* [STATED PROBLEM] Without including any images, reproduce each entry exactly.

— START OF GIVEN DATA —

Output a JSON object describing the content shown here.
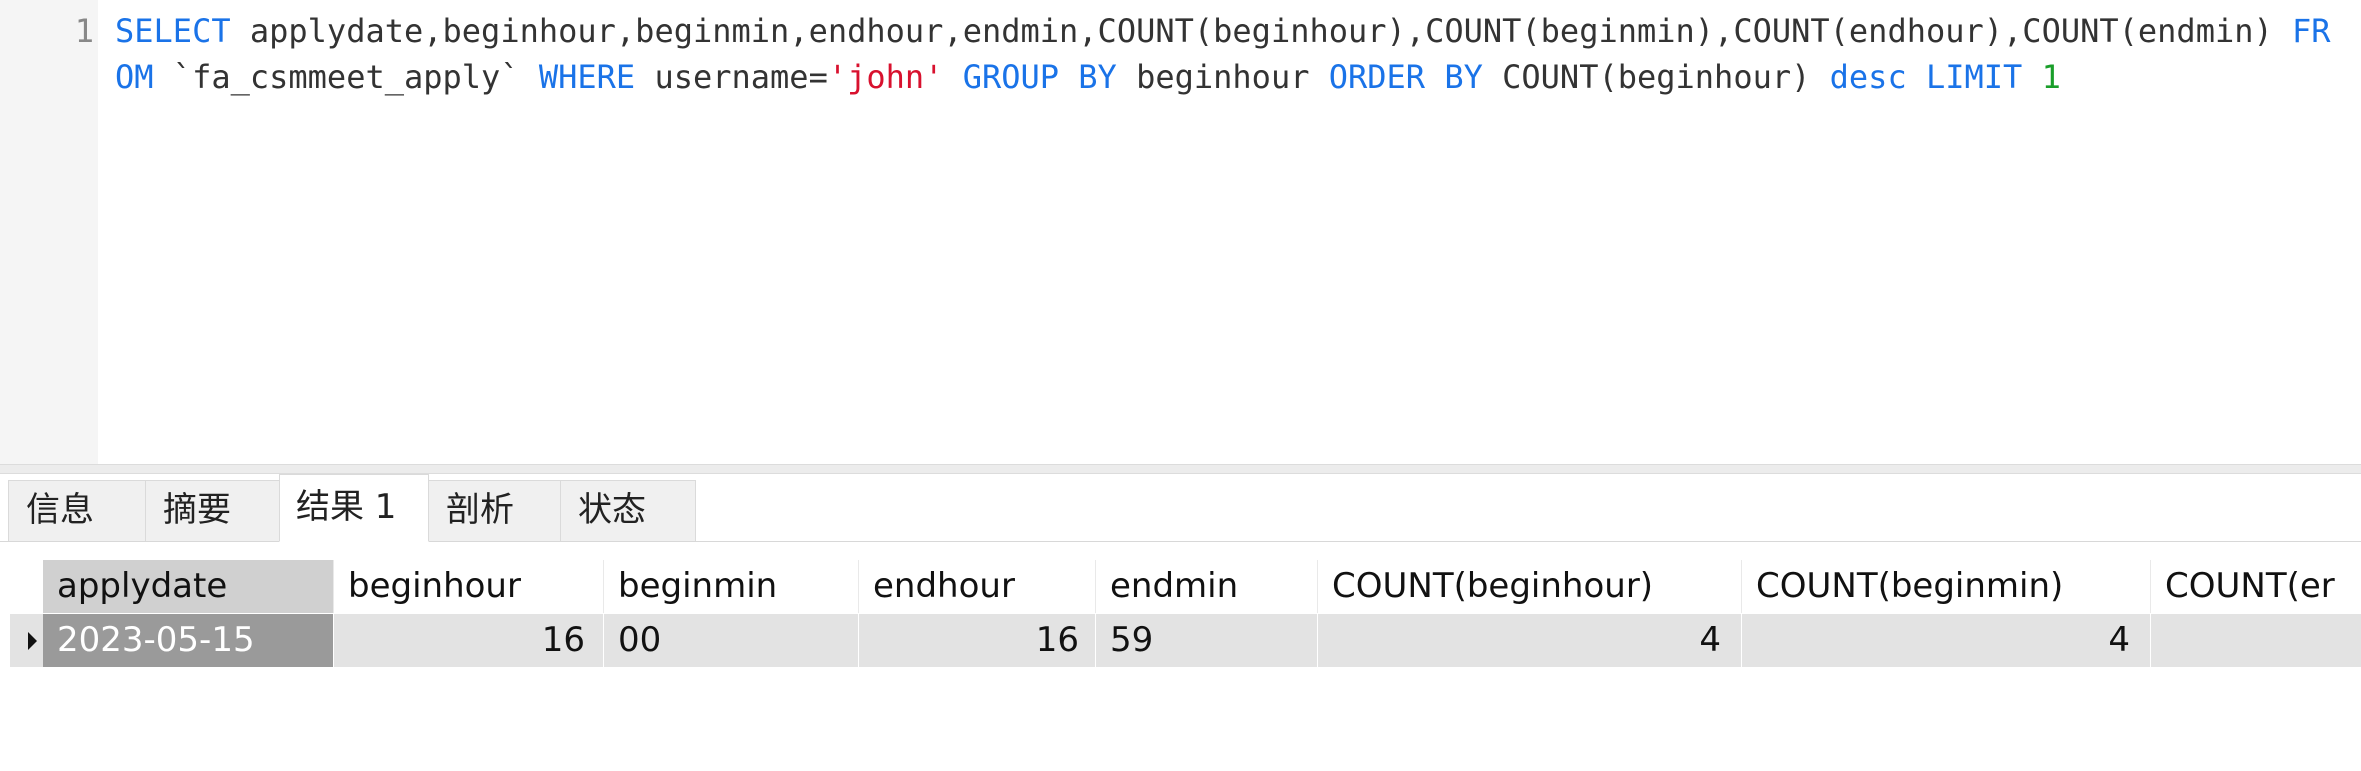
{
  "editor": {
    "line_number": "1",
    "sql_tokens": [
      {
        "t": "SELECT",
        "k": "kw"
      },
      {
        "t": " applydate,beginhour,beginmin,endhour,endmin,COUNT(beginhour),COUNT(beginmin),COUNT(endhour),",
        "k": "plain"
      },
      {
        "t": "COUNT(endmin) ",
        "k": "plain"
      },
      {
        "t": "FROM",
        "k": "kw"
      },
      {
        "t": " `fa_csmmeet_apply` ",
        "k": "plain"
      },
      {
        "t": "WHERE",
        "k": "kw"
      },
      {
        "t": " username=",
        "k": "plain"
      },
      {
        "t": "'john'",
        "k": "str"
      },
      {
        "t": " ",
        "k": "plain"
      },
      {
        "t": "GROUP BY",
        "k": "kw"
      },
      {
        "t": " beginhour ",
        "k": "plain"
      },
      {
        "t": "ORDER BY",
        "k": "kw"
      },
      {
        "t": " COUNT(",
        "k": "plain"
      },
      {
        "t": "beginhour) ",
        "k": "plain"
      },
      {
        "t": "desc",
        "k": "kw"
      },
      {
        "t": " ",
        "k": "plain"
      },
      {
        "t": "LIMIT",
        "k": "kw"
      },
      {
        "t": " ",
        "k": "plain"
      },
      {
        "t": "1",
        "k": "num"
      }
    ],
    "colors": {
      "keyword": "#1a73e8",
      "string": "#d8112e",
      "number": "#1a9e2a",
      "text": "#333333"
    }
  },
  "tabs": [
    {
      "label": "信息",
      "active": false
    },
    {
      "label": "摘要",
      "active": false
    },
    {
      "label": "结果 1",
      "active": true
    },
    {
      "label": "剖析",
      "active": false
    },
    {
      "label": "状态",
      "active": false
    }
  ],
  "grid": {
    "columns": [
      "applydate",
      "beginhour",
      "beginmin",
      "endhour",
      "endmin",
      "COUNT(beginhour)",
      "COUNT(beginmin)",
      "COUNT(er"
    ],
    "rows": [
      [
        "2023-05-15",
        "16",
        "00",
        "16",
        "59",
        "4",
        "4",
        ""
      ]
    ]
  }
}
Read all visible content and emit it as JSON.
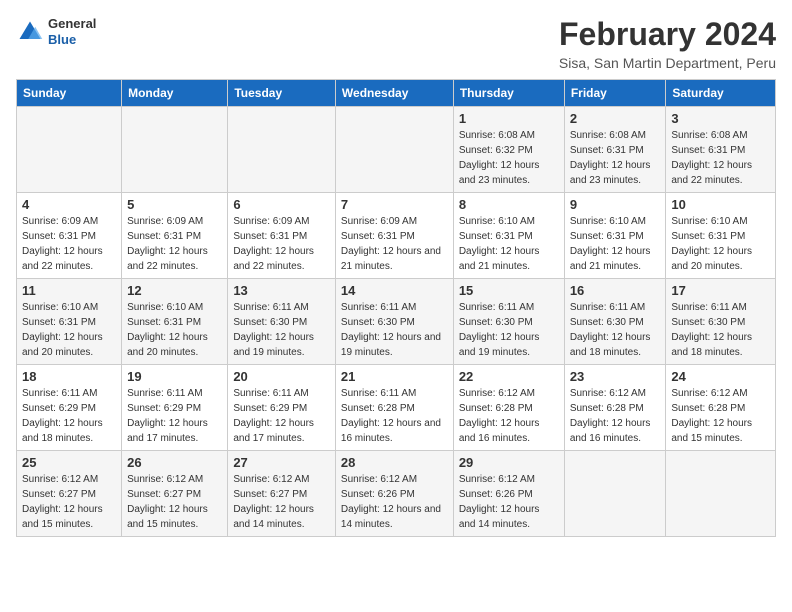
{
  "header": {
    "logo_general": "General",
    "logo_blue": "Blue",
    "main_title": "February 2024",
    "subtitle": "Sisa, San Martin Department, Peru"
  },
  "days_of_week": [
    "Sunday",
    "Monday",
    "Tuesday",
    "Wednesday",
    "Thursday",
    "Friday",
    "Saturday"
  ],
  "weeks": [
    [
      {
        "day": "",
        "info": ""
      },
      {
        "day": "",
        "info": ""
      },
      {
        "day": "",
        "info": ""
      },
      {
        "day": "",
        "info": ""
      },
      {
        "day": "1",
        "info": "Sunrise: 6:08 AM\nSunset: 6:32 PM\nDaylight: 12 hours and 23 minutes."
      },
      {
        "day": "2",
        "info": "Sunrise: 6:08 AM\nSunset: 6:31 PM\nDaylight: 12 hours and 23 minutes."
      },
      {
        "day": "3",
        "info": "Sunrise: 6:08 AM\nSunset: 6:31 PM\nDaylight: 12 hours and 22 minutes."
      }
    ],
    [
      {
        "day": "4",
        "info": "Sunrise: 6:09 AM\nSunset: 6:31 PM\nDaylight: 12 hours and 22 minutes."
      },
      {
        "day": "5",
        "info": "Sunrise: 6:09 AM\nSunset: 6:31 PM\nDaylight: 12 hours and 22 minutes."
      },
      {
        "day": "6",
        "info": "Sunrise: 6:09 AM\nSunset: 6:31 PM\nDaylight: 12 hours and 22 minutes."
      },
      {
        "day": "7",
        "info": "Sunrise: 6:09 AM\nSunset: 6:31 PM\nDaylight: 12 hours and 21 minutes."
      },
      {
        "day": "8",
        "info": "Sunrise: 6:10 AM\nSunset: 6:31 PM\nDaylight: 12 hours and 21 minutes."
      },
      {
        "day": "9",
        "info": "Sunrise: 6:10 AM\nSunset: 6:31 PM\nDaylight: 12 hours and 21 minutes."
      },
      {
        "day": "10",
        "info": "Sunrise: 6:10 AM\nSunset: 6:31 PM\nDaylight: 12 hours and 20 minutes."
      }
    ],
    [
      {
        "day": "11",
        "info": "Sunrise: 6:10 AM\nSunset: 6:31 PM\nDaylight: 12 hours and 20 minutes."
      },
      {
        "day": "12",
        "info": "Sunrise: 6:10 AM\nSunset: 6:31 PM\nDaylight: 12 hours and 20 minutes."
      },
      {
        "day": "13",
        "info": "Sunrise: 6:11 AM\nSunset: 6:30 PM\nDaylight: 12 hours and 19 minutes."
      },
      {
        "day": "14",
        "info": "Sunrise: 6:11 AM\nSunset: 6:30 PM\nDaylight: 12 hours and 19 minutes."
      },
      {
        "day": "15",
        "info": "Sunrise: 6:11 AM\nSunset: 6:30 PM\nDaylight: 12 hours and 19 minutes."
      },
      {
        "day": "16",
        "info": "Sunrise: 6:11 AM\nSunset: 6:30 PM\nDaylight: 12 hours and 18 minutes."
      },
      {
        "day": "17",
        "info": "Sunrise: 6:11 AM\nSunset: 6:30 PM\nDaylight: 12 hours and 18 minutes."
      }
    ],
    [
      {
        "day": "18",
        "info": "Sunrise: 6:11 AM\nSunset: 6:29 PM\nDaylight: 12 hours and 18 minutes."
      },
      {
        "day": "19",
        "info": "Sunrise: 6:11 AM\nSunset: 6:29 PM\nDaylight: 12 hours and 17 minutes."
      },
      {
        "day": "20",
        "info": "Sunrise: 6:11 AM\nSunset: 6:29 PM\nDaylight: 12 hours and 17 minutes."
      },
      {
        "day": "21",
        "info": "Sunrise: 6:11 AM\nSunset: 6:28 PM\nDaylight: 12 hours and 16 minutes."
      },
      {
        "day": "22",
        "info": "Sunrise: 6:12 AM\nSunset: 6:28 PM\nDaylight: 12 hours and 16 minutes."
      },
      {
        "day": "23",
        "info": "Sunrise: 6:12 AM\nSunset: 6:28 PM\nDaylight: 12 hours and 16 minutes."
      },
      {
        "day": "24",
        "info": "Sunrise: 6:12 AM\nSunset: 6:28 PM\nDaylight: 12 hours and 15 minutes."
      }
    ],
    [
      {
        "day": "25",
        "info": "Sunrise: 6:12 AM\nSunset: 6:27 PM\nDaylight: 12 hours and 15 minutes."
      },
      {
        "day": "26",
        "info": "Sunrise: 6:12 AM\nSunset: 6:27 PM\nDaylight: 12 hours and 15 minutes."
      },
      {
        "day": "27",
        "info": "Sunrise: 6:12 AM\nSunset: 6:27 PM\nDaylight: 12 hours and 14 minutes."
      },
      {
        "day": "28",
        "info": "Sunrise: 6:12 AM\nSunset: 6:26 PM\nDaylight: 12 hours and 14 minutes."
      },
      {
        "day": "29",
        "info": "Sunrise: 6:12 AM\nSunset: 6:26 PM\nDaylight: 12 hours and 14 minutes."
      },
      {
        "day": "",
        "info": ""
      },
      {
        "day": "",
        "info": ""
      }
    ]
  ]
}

— END OF GIVEN DATA —

* [RIGHT ANSWER]
Output a JSON object describing the content shown here.
{
  "editor": {
    "line_number": "1",
    "sql_tokens": [
      {
        "t": "SELECT",
        "k": "kw"
      },
      {
        "t": " applydate,beginhour,beginmin,endhour,endmin,COUNT(beginhour),COUNT(beginmin),COUNT(endhour),",
        "k": "plain"
      },
      {
        "t": "COUNT(endmin) ",
        "k": "plain"
      },
      {
        "t": "FROM",
        "k": "kw"
      },
      {
        "t": " `fa_csmmeet_apply` ",
        "k": "plain"
      },
      {
        "t": "WHERE",
        "k": "kw"
      },
      {
        "t": " username=",
        "k": "plain"
      },
      {
        "t": "'john'",
        "k": "str"
      },
      {
        "t": " ",
        "k": "plain"
      },
      {
        "t": "GROUP BY",
        "k": "kw"
      },
      {
        "t": " beginhour ",
        "k": "plain"
      },
      {
        "t": "ORDER BY",
        "k": "kw"
      },
      {
        "t": " COUNT(",
        "k": "plain"
      },
      {
        "t": "beginhour) ",
        "k": "plain"
      },
      {
        "t": "desc",
        "k": "kw"
      },
      {
        "t": " ",
        "k": "plain"
      },
      {
        "t": "LIMIT",
        "k": "kw"
      },
      {
        "t": " ",
        "k": "plain"
      },
      {
        "t": "1",
        "k": "num"
      }
    ],
    "colors": {
      "keyword": "#1a73e8",
      "string": "#d8112e",
      "number": "#1a9e2a",
      "text": "#333333"
    }
  },
  "tabs": [
    {
      "label": "信息",
      "active": false
    },
    {
      "label": "摘要",
      "active": false
    },
    {
      "label": "结果 1",
      "active": true
    },
    {
      "label": "剖析",
      "active": false
    },
    {
      "label": "状态",
      "active": false
    }
  ],
  "grid": {
    "columns": [
      "applydate",
      "beginhour",
      "beginmin",
      "endhour",
      "endmin",
      "COUNT(beginhour)",
      "COUNT(beginmin)",
      "COUNT(er"
    ],
    "rows": [
      [
        "2023-05-15",
        "16",
        "00",
        "16",
        "59",
        "4",
        "4",
        ""
      ]
    ]
  }
}
Read all visible content and emit it as JSON.
{
  "header": {
    "logo_general": "General",
    "logo_blue": "Blue",
    "main_title": "February 2024",
    "subtitle": "Sisa, San Martin Department, Peru"
  },
  "days_of_week": [
    "Sunday",
    "Monday",
    "Tuesday",
    "Wednesday",
    "Thursday",
    "Friday",
    "Saturday"
  ],
  "weeks": [
    [
      {
        "day": "",
        "info": ""
      },
      {
        "day": "",
        "info": ""
      },
      {
        "day": "",
        "info": ""
      },
      {
        "day": "",
        "info": ""
      },
      {
        "day": "1",
        "info": "Sunrise: 6:08 AM\nSunset: 6:32 PM\nDaylight: 12 hours and 23 minutes."
      },
      {
        "day": "2",
        "info": "Sunrise: 6:08 AM\nSunset: 6:31 PM\nDaylight: 12 hours and 23 minutes."
      },
      {
        "day": "3",
        "info": "Sunrise: 6:08 AM\nSunset: 6:31 PM\nDaylight: 12 hours and 22 minutes."
      }
    ],
    [
      {
        "day": "4",
        "info": "Sunrise: 6:09 AM\nSunset: 6:31 PM\nDaylight: 12 hours and 22 minutes."
      },
      {
        "day": "5",
        "info": "Sunrise: 6:09 AM\nSunset: 6:31 PM\nDaylight: 12 hours and 22 minutes."
      },
      {
        "day": "6",
        "info": "Sunrise: 6:09 AM\nSunset: 6:31 PM\nDaylight: 12 hours and 22 minutes."
      },
      {
        "day": "7",
        "info": "Sunrise: 6:09 AM\nSunset: 6:31 PM\nDaylight: 12 hours and 21 minutes."
      },
      {
        "day": "8",
        "info": "Sunrise: 6:10 AM\nSunset: 6:31 PM\nDaylight: 12 hours and 21 minutes."
      },
      {
        "day": "9",
        "info": "Sunrise: 6:10 AM\nSunset: 6:31 PM\nDaylight: 12 hours and 21 minutes."
      },
      {
        "day": "10",
        "info": "Sunrise: 6:10 AM\nSunset: 6:31 PM\nDaylight: 12 hours and 20 minutes."
      }
    ],
    [
      {
        "day": "11",
        "info": "Sunrise: 6:10 AM\nSunset: 6:31 PM\nDaylight: 12 hours and 20 minutes."
      },
      {
        "day": "12",
        "info": "Sunrise: 6:10 AM\nSunset: 6:31 PM\nDaylight: 12 hours and 20 minutes."
      },
      {
        "day": "13",
        "info": "Sunrise: 6:11 AM\nSunset: 6:30 PM\nDaylight: 12 hours and 19 minutes."
      },
      {
        "day": "14",
        "info": "Sunrise: 6:11 AM\nSunset: 6:30 PM\nDaylight: 12 hours and 19 minutes."
      },
      {
        "day": "15",
        "info": "Sunrise: 6:11 AM\nSunset: 6:30 PM\nDaylight: 12 hours and 19 minutes."
      },
      {
        "day": "16",
        "info": "Sunrise: 6:11 AM\nSunset: 6:30 PM\nDaylight: 12 hours and 18 minutes."
      },
      {
        "day": "17",
        "info": "Sunrise: 6:11 AM\nSunset: 6:30 PM\nDaylight: 12 hours and 18 minutes."
      }
    ],
    [
      {
        "day": "18",
        "info": "Sunrise: 6:11 AM\nSunset: 6:29 PM\nDaylight: 12 hours and 18 minutes."
      },
      {
        "day": "19",
        "info": "Sunrise: 6:11 AM\nSunset: 6:29 PM\nDaylight: 12 hours and 17 minutes."
      },
      {
        "day": "20",
        "info": "Sunrise: 6:11 AM\nSunset: 6:29 PM\nDaylight: 12 hours and 17 minutes."
      },
      {
        "day": "21",
        "info": "Sunrise: 6:11 AM\nSunset: 6:28 PM\nDaylight: 12 hours and 16 minutes."
      },
      {
        "day": "22",
        "info": "Sunrise: 6:12 AM\nSunset: 6:28 PM\nDaylight: 12 hours and 16 minutes."
      },
      {
        "day": "23",
        "info": "Sunrise: 6:12 AM\nSunset: 6:28 PM\nDaylight: 12 hours and 16 minutes."
      },
      {
        "day": "24",
        "info": "Sunrise: 6:12 AM\nSunset: 6:28 PM\nDaylight: 12 hours and 15 minutes."
      }
    ],
    [
      {
        "day": "25",
        "info": "Sunrise: 6:12 AM\nSunset: 6:27 PM\nDaylight: 12 hours and 15 minutes."
      },
      {
        "day": "26",
        "info": "Sunrise: 6:12 AM\nSunset: 6:27 PM\nDaylight: 12 hours and 15 minutes."
      },
      {
        "day": "27",
        "info": "Sunrise: 6:12 AM\nSunset: 6:27 PM\nDaylight: 12 hours and 14 minutes."
      },
      {
        "day": "28",
        "info": "Sunrise: 6:12 AM\nSunset: 6:26 PM\nDaylight: 12 hours and 14 minutes."
      },
      {
        "day": "29",
        "info": "Sunrise: 6:12 AM\nSunset: 6:26 PM\nDaylight: 12 hours and 14 minutes."
      },
      {
        "day": "",
        "info": ""
      },
      {
        "day": "",
        "info": ""
      }
    ]
  ]
}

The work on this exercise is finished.